THE PROBLEM — Please quote every one of the rows below word for word, leaving out the pictures.

DATA LISTING —
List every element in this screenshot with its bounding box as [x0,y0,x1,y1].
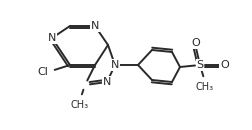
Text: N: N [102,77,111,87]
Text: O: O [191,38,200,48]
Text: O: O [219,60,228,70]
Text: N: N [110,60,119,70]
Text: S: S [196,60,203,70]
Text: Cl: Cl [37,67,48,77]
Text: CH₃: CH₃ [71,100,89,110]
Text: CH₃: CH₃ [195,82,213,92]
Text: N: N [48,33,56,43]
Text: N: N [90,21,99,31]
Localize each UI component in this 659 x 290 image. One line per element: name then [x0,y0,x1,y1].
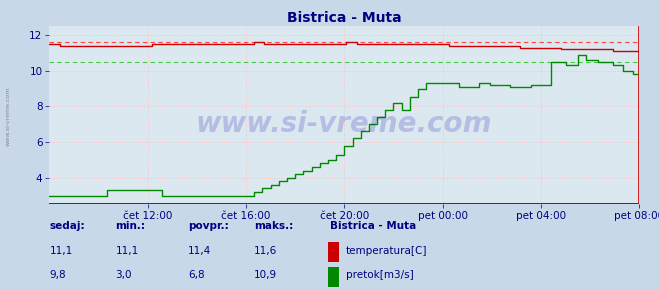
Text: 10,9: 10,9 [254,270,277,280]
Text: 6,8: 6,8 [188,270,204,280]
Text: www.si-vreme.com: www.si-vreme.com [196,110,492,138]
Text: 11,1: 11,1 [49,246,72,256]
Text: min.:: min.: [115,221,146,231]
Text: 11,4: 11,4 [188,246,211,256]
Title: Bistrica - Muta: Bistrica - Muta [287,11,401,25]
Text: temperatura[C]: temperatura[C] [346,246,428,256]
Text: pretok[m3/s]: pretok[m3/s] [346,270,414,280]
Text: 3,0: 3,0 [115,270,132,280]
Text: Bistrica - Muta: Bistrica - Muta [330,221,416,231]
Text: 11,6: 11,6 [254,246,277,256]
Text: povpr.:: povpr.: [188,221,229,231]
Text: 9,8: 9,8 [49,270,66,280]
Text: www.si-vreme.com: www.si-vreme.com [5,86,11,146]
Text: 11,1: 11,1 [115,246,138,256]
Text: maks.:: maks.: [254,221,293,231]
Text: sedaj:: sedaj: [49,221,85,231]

RESULT FOR THIS EXERCISE —
List every element in this screenshot with its bounding box as [x0,y0,x1,y1].
Text: N: N [102,77,111,87]
Text: O: O [191,38,200,48]
Text: O: O [219,60,228,70]
Text: N: N [110,60,119,70]
Text: S: S [196,60,203,70]
Text: Cl: Cl [37,67,48,77]
Text: CH₃: CH₃ [71,100,89,110]
Text: CH₃: CH₃ [195,82,213,92]
Text: N: N [48,33,56,43]
Text: N: N [90,21,99,31]
Localize each UI component in this 659 x 290 image. One line per element: name then [x0,y0,x1,y1].
Text: 10,9: 10,9 [254,270,277,280]
Text: 6,8: 6,8 [188,270,204,280]
Text: www.si-vreme.com: www.si-vreme.com [196,110,492,138]
Text: 11,1: 11,1 [49,246,72,256]
Text: min.:: min.: [115,221,146,231]
Text: 11,4: 11,4 [188,246,211,256]
Title: Bistrica - Muta: Bistrica - Muta [287,11,401,25]
Text: temperatura[C]: temperatura[C] [346,246,428,256]
Text: pretok[m3/s]: pretok[m3/s] [346,270,414,280]
Text: 3,0: 3,0 [115,270,132,280]
Text: Bistrica - Muta: Bistrica - Muta [330,221,416,231]
Text: 11,6: 11,6 [254,246,277,256]
Text: povpr.:: povpr.: [188,221,229,231]
Text: 9,8: 9,8 [49,270,66,280]
Text: www.si-vreme.com: www.si-vreme.com [5,86,11,146]
Text: 11,1: 11,1 [115,246,138,256]
Text: maks.:: maks.: [254,221,293,231]
Text: sedaj:: sedaj: [49,221,85,231]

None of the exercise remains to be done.